=== Excerpt to read ===
=== Begin Enclosure ===

Genetic engineering was introduced with several promises, such as fixing nitrogen, resisting drought, improving yield and ‘feeding the world’, which have contributed to build up a multibillion-dollar industry now controlled by a handful of corporate giants. So far, only two simple characteristics account for all the GM crops in the world. The majority of them are tolerant to broad-spectrum herbicides (HT), with companies engineering plants to be tolerant to their own brand of herbicide, while the rest are engineered with bt-toxins to kill insect pests (BT). For example, a great part of the GE seeds sold by Monsanto today are resistant to a single herbicide, glyphosate. These herbicide-resistant seeds and glyphosate—marketed as Roundup Ready by Monsanto—are sold together as a highly profitable, packaged system.

A failed technology

Despite claims that genetically modified organisms (GMOs) will lower the levels of chemicals pesticides and herbicides used, this has not been the case. This is of great concern both because of the negative impacts of these chemicals on ecosystems and humans, and because increased chemical use is causing pests and weeds to develop resistance, requiring even more chemicals in order to manage them.

In the US, farmers have started to switch to crops like Monsanto’s Xtend, resistant to combinations of glyphosate and Dicamba, Dicamba’s extreme volatility has damaged neighbouring soybean fields, as well as other crops and vegetation in 17 States on a 2.5 million acres area (as of August 10, 2017).

=== End Enclosure ===

=== Prompt ===
Copy the passage on genetically engineered crops from "In the US, farmers" up to and including "August 10, 2017).".

=== Provided data ===
=== Begin Enclosure ===

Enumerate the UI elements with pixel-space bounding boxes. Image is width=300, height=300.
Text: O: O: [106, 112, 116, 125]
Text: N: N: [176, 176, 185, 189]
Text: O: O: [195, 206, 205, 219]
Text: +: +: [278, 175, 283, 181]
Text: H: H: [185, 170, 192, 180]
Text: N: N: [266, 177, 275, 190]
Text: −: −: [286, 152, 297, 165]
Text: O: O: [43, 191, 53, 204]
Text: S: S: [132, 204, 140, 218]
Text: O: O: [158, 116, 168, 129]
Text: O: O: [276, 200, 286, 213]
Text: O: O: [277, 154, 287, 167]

=== End Enclosure ===

=== Exercise output ===
In the US, farmers have started to switch to crops like Monsanto’s Xtend, resistant to combinations of glyphosate and Dicamba, Dicamba’s extreme volatility has damaged neighbouring soybean fields, as well as other crops and vegetation in 17 States on a 2.5 million acres area (as of August 10, 2017).